● **Set problem**
Format the data below as a JSON list of strings, with one string per line and blank lines omitted.

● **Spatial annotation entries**
• • • • •

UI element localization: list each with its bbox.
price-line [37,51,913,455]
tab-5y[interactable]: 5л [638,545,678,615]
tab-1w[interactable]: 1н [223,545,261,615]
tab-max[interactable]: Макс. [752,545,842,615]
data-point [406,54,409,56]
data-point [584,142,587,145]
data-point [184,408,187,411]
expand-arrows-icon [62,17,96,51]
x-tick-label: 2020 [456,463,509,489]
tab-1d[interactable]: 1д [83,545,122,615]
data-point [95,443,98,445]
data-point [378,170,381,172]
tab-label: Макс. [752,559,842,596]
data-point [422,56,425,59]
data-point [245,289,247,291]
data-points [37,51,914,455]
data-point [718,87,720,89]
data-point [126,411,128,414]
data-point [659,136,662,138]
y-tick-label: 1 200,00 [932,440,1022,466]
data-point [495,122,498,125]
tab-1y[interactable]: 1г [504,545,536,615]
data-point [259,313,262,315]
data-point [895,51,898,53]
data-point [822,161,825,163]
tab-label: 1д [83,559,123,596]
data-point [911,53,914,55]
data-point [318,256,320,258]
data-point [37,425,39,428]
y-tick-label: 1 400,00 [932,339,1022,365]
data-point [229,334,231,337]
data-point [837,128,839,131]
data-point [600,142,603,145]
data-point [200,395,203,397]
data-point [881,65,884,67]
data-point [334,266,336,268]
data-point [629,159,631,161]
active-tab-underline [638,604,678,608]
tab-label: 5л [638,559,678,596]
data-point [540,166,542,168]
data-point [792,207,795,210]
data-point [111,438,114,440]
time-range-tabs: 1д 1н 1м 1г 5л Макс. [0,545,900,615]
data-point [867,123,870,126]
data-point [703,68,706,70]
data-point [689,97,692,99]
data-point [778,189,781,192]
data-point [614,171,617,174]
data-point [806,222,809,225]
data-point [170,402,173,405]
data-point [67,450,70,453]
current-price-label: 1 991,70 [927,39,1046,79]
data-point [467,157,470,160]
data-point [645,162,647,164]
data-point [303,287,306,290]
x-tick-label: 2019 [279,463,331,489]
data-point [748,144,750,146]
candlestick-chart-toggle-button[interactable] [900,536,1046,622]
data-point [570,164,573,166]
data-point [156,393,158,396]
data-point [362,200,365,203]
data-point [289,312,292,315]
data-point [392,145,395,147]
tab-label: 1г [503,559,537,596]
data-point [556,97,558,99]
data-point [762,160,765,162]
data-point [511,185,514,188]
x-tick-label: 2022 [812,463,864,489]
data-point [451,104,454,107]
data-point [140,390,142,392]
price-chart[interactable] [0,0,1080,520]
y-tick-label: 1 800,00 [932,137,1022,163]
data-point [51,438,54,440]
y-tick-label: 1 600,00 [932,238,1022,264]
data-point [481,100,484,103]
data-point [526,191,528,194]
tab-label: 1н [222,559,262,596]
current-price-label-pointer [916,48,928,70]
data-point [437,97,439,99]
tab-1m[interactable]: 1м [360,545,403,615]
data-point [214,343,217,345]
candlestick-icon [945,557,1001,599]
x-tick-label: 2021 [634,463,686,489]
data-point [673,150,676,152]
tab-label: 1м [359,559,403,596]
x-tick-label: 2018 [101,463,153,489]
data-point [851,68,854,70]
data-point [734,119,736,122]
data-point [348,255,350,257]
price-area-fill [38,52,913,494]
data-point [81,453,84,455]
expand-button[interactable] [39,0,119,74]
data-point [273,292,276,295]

• • • • •

● **Written response**
[
  "UI element localization: list each with its bbox.",
  "price-line [37,51,913,455]",
  "tab-5y[interactable]: 5л [638,545,678,615]",
  "tab-1w[interactable]: 1н [223,545,261,615]",
  "tab-max[interactable]: Макс. [752,545,842,615]",
  "data-point [406,54,409,56]",
  "data-point [584,142,587,145]",
  "data-point [184,408,187,411]",
  "expand-arrows-icon [62,17,96,51]",
  "x-tick-label: 2020 [456,463,509,489]",
  "tab-1d[interactable]: 1д [83,545,122,615]",
  "data-point [95,443,98,445]",
  "data-point [378,170,381,172]",
  "tab-label: Макс. [752,559,842,596]",
  "data-point [422,56,425,59]",
  "data-point [245,289,247,291]",
  "data-points [37,51,914,455]",
  "data-point [718,87,720,89]",
  "data-point [126,411,128,414]",
  "data-point [659,136,662,138]",
  "y-tick-label: 1 200,00 [932,440,1022,466]",
  "data-point [495,122,498,125]",
  "tab-1y[interactable]: 1г [504,545,536,615]",
  "data-point [259,313,262,315]",
  "data-point [895,51,898,53]",
  "data-point [822,161,825,163]",
  "tab-label: 1д [83,559,123,596]",
  "data-point [911,53,914,55]",
  "data-point [318,256,320,258]",
  "data-point [37,425,39,428]",
  "y-tick-label: 1 400,00 [932,339,1022,365]",
  "data-point [229,334,231,337]",
  "data-point [837,128,839,131]",
  "data-point [600,142,603,145]",
  "data-point [200,395,203,397]",
  "data-point [881,65,884,67]",
  "data-point [334,266,336,268]",
  "data-point [629,159,631,161]",
  "active-tab-underline [638,604,678,608]",
  "tab-label: 5л [638,559,678,596]",
  "data-point [540,166,542,168]",
  "data-point [792,207,795,210]",
  "data-point [111,438,114,440]",
  "time-range-tabs: 1д 1н 1м 1г 5л Макс. [0,545,900,615]",
  "data-point [867,123,870,126]",
  "data-point [703,68,706,70]",
  "data-point [689,97,692,99]",
  "data-point [778,189,781,192]",
  "data-point [614,171,617,174]",
  "data-point [806,222,809,225]",
  "data-point [170,402,173,405]",
  "data-point [67,450,70,453]",
  "current-price-label: 1 991,70 [927,39,1046,79]",
  "data-point [467,157,470,160]",
  "data-point [645,162,647,164]",
  "data-point [303,287,306,290]",
  "x-tick-label: 2019 [279,463,331,489]",
  "data-point [748,144,750,146]",
  "candlestick-chart-toggle-button[interactable] [900,536,1046,622]",
  "data-point [570,164,573,166]",
  "data-point [156,393,158,396]",
  "data-point [362,200,365,203]",
  "data-point [289,312,292,315]",
  "data-point [392,145,395,147]",
  "tab-label: 1г [503,559,537,596]",
  "data-point [556,97,558,99]",
  "data-point [762,160,765,162]",
  "data-point [511,185,514,188]",
  "x-tick-label: 2022 [812,463,864,489]",
  "data-point [451,104,454,107]",
  "data-point [140,390,142,392]",
  "price-chart[interactable] [0,0,1080,520]",
  "y-tick-label: 1 800,00 [932,137,1022,163]",
  "data-point [51,438,54,440]",
  "y-tick-label: 1 600,00 [932,238,1022,264]",
  "data-point [481,100,484,103]",
  "data-point [526,191,528,194]",
  "tab-label: 1н [222,559,262,596]",
  "current-price-label-pointer [916,48,928,70]",
  "data-point [437,97,439,99]",
  "tab-1m[interactable]: 1м [360,545,403,615]",
  "data-point [214,343,217,345]",
  "candlestick-icon [945,557,1001,599]",
  "x-tick-label: 2021 [634,463,686,489]",
  "data-point [673,150,676,152]",
  "tab-label: 1м [359,559,403,596]",
  "x-tick-label: 2018 [101,463,153,489]",
  "data-point [851,68,854,70]",
  "data-point [734,119,736,122]",
  "data-point [348,255,350,257]",
  "price-area-fill [38,52,913,494]",
  "data-point [81,453,84,455]",
  "expand-button[interactable] [39,0,119,74]",
  "data-point [273,292,276,295]"
]